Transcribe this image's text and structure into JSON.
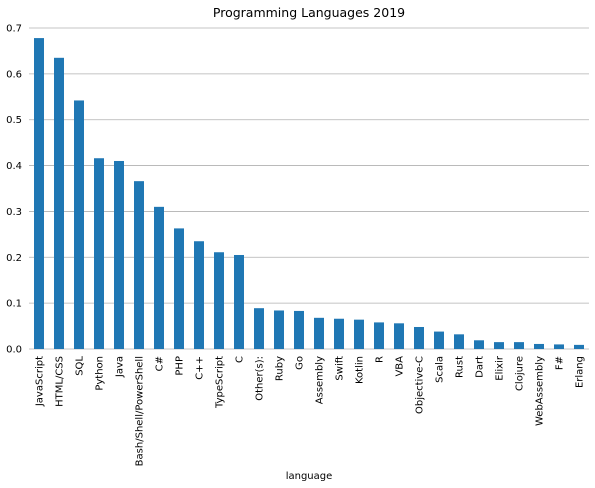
{
  "chart_data": {
    "type": "bar",
    "title": "Programming Languages 2019",
    "xlabel": "language",
    "ylabel": "",
    "ylim": [
      0,
      0.7
    ],
    "yticks": [
      "0.0",
      "0.1",
      "0.2",
      "0.3",
      "0.4",
      "0.5",
      "0.6",
      "0.7"
    ],
    "grid": "horizontal",
    "bar_color": "#1f77b4",
    "categories": [
      "JavaScript",
      "HTML/CSS",
      "SQL",
      "Python",
      "Java",
      "Bash/Shell/PowerShell",
      "C#",
      "PHP",
      "C++",
      "TypeScript",
      "C",
      "Other(s):",
      "Ruby",
      "Go",
      "Assembly",
      "Swift",
      "Kotlin",
      "R",
      "VBA",
      "Objective-C",
      "Scala",
      "Rust",
      "Dart",
      "Elixir",
      "Clojure",
      "WebAssembly",
      "F#",
      "Erlang"
    ],
    "values": [
      0.678,
      0.635,
      0.542,
      0.416,
      0.41,
      0.366,
      0.31,
      0.263,
      0.235,
      0.211,
      0.205,
      0.089,
      0.084,
      0.083,
      0.068,
      0.066,
      0.064,
      0.058,
      0.056,
      0.048,
      0.038,
      0.032,
      0.019,
      0.015,
      0.015,
      0.011,
      0.01,
      0.009
    ]
  }
}
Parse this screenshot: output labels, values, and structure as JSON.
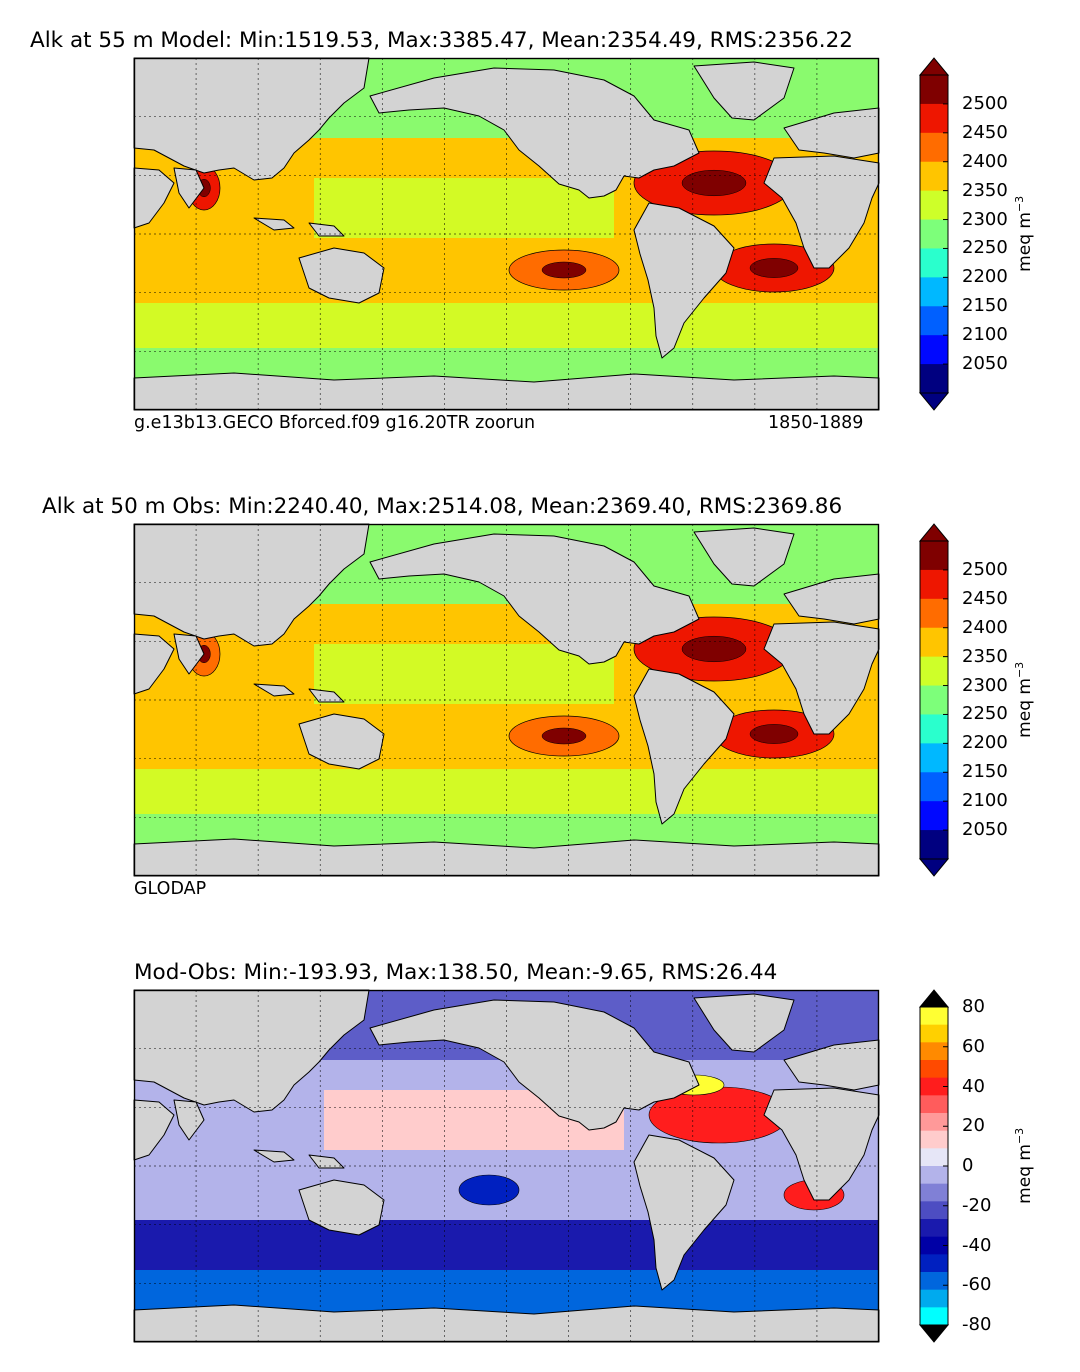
{
  "panels": [
    {
      "id": "model",
      "title": "Alk at 55 m Model: Min:1519.53, Max:3385.47, Mean:2354.49, RMS:2356.22",
      "caption_left": "g.e13b13.GECO Bforced.f09 g16.20TR zoorun",
      "caption_right": "1850-1889",
      "colorbar": {
        "ticks": [
          "2500",
          "2450",
          "2400",
          "2350",
          "2300",
          "2250",
          "2200",
          "2150",
          "2100",
          "2050"
        ],
        "unit": "meq m",
        "unit_exp": "−3",
        "colors": [
          "#7f0000",
          "#ee1600",
          "#ff6c00",
          "#ffc500",
          "#ceff29",
          "#7dff7a",
          "#2affcd",
          "#00b8ff",
          "#0060ff",
          "#0008ff",
          "#000080"
        ],
        "top_tip": "#7f0000",
        "bottom_tip": "#000080"
      },
      "hotspots": [
        {
          "kind": "atlantic-nw",
          "color": "#ee1600"
        },
        {
          "kind": "atlantic-south",
          "color": "#ee1600"
        },
        {
          "kind": "pacific-south",
          "color": "#ff6c00"
        },
        {
          "kind": "arabian-sea",
          "color": "#ee1600"
        }
      ]
    },
    {
      "id": "obs",
      "title": "Alk at 50 m Obs: Min:2240.40, Max:2514.08, Mean:2369.40, RMS:2369.86",
      "caption_left": "GLODAP",
      "caption_right": "",
      "colorbar": {
        "ticks": [
          "2500",
          "2450",
          "2400",
          "2350",
          "2300",
          "2250",
          "2200",
          "2150",
          "2100",
          "2050"
        ],
        "unit": "meq m",
        "unit_exp": "−3",
        "colors": [
          "#7f0000",
          "#ee1600",
          "#ff6c00",
          "#ffc500",
          "#ceff29",
          "#7dff7a",
          "#2affcd",
          "#00b8ff",
          "#0060ff",
          "#0008ff",
          "#000080"
        ],
        "top_tip": "#7f0000",
        "bottom_tip": "#000080"
      },
      "hotspots": [
        {
          "kind": "atlantic-nw",
          "color": "#ee1600"
        },
        {
          "kind": "atlantic-south",
          "color": "#ee1600"
        },
        {
          "kind": "pacific-south",
          "color": "#ff6c00"
        },
        {
          "kind": "arabian-sea",
          "color": "#ff6c00"
        }
      ]
    },
    {
      "id": "diff",
      "title": "Mod-Obs: Min:-193.93, Max:138.50, Mean:-9.65, RMS:26.44",
      "caption_left": "",
      "caption_right": "",
      "colorbar": {
        "ticks": [
          "80",
          "60",
          "40",
          "20",
          "0",
          "-20",
          "-40",
          "-60",
          "-80"
        ],
        "unit": "meq m",
        "unit_exp": "−3",
        "colors": [
          "#ffff33",
          "#ffd000",
          "#ff8a00",
          "#ff4a00",
          "#ff1d1d",
          "#ff5c5c",
          "#ff9999",
          "#ffcccc",
          "#e6e6f7",
          "#b3b3ea",
          "#8080d6",
          "#4d4dc2",
          "#1a1aad",
          "#0000a6",
          "#0020c0",
          "#0066dd",
          "#00aaee",
          "#00ffff"
        ],
        "top_tip": "#000000",
        "bottom_tip": "#000000"
      },
      "hotspots": []
    }
  ]
}
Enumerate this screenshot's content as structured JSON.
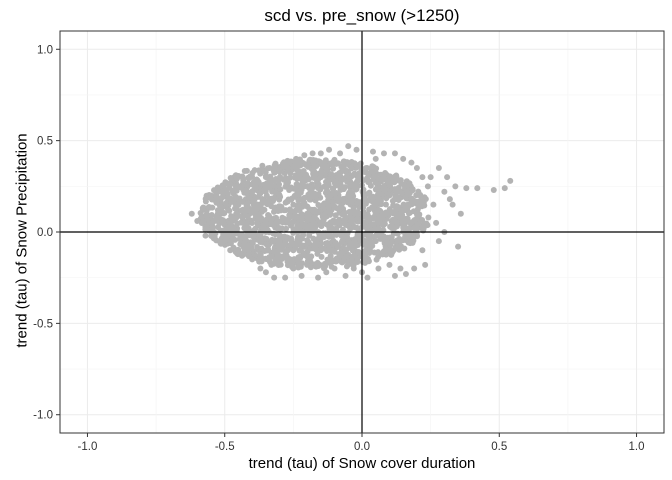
{
  "chart_data": {
    "type": "scatter",
    "title": "scd vs. pre_snow (>1250)",
    "xlabel": "trend (tau) of Snow cover duration",
    "ylabel": "trend (tau) of Snow Precipitation",
    "xlim": [
      -1.1,
      1.1
    ],
    "ylim": [
      -1.1,
      1.1
    ],
    "xticks": [
      -1.0,
      -0.5,
      0.0,
      0.5,
      1.0
    ],
    "xtick_labels": [
      "-1.0",
      "-0.5",
      "0.0",
      "0.5",
      "1.0"
    ],
    "yticks": [
      -1.0,
      -0.5,
      0.0,
      0.5,
      1.0
    ],
    "ytick_labels": [
      "-1.0",
      "-0.5",
      "0.0",
      "0.5",
      "1.0"
    ],
    "grid": true,
    "reference_lines": {
      "x": 0,
      "y": 0
    },
    "point_color": "#b3b3b3",
    "series": [
      {
        "points": [
          [
            -0.62,
            0.1
          ],
          [
            -0.6,
            0.06
          ],
          [
            -0.58,
            0.13
          ],
          [
            -0.57,
            -0.02
          ],
          [
            -0.55,
            0.2
          ],
          [
            -0.52,
            0.18
          ],
          [
            -0.5,
            0.23
          ],
          [
            -0.5,
            -0.05
          ],
          [
            -0.48,
            -0.1
          ],
          [
            -0.46,
            0.25
          ],
          [
            -0.44,
            -0.12
          ],
          [
            -0.42,
            0.22
          ],
          [
            -0.4,
            -0.15
          ],
          [
            -0.4,
            0.26
          ],
          [
            -0.37,
            -0.2
          ],
          [
            -0.35,
            -0.22
          ],
          [
            -0.35,
            0.3
          ],
          [
            -0.33,
            -0.18
          ],
          [
            -0.32,
            -0.25
          ],
          [
            -0.3,
            0.33
          ],
          [
            -0.28,
            -0.25
          ],
          [
            -0.27,
            0.35
          ],
          [
            -0.25,
            -0.2
          ],
          [
            -0.24,
            0.4
          ],
          [
            -0.22,
            -0.24
          ],
          [
            -0.21,
            0.42
          ],
          [
            -0.2,
            -0.18
          ],
          [
            -0.18,
            0.43
          ],
          [
            -0.16,
            -0.25
          ],
          [
            -0.15,
            0.43
          ],
          [
            -0.13,
            -0.22
          ],
          [
            -0.12,
            0.45
          ],
          [
            -0.1,
            -0.2
          ],
          [
            -0.08,
            0.43
          ],
          [
            -0.06,
            -0.24
          ],
          [
            -0.05,
            0.47
          ],
          [
            -0.03,
            -0.2
          ],
          [
            -0.02,
            0.45
          ],
          [
            0.0,
            -0.22
          ],
          [
            0.02,
            -0.25
          ],
          [
            0.04,
            0.44
          ],
          [
            0.06,
            -0.2
          ],
          [
            0.08,
            0.43
          ],
          [
            0.1,
            -0.18
          ],
          [
            0.12,
            0.43
          ],
          [
            0.14,
            -0.2
          ],
          [
            0.15,
            0.4
          ],
          [
            0.16,
            -0.23
          ],
          [
            0.18,
            0.38
          ],
          [
            0.19,
            -0.2
          ],
          [
            0.2,
            0.35
          ],
          [
            0.22,
            0.3
          ],
          [
            0.22,
            -0.1
          ],
          [
            0.24,
            0.25
          ],
          [
            0.25,
            0.3
          ],
          [
            0.26,
            0.15
          ],
          [
            0.27,
            0.05
          ],
          [
            0.28,
            -0.05
          ],
          [
            0.3,
            0.22
          ],
          [
            0.3,
            0.0
          ],
          [
            0.32,
            0.18
          ],
          [
            0.33,
            0.15
          ],
          [
            0.35,
            -0.08
          ],
          [
            0.38,
            0.24
          ],
          [
            0.42,
            0.24
          ],
          [
            0.48,
            0.23
          ],
          [
            0.52,
            0.24
          ],
          [
            0.54,
            0.28
          ],
          [
            0.36,
            0.1
          ],
          [
            0.34,
            0.25
          ],
          [
            0.28,
            0.35
          ],
          [
            0.31,
            0.3
          ],
          [
            0.23,
            -0.18
          ],
          [
            0.12,
            -0.24
          ],
          [
            -0.45,
            0.15
          ],
          [
            -0.55,
            0.0
          ],
          [
            -0.53,
            0.16
          ],
          [
            -0.1,
            0.38
          ],
          [
            0.05,
            0.4
          ],
          [
            -0.35,
            0.25
          ],
          [
            -0.42,
            0.05
          ],
          [
            -0.3,
            0.2
          ],
          [
            -0.25,
            0.15
          ],
          [
            -0.2,
            0.1
          ],
          [
            -0.15,
            0.3
          ],
          [
            -0.1,
            0.05
          ],
          [
            -0.05,
            0.2
          ],
          [
            0.0,
            0.1
          ],
          [
            0.05,
            0.15
          ],
          [
            0.1,
            0.2
          ],
          [
            0.15,
            0.05
          ],
          [
            0.2,
            0.1
          ],
          [
            -0.35,
            0.0
          ],
          [
            -0.3,
            -0.05
          ],
          [
            -0.25,
            -0.1
          ],
          [
            -0.15,
            -0.1
          ],
          [
            -0.05,
            -0.05
          ],
          [
            0.05,
            -0.05
          ],
          [
            0.1,
            -0.1
          ],
          [
            0.18,
            -0.05
          ]
        ]
      }
    ]
  }
}
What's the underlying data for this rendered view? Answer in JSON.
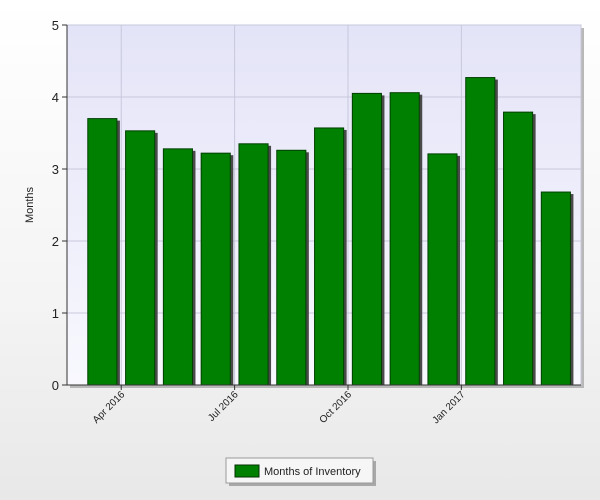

------------------------------------------------------------

### Stated goal
Your task is to collect every line above that contains the word "xlabel".

### Response to this task
    "xlabel": "language",
    "xlabel": "trend (tau) of Snow cover duration",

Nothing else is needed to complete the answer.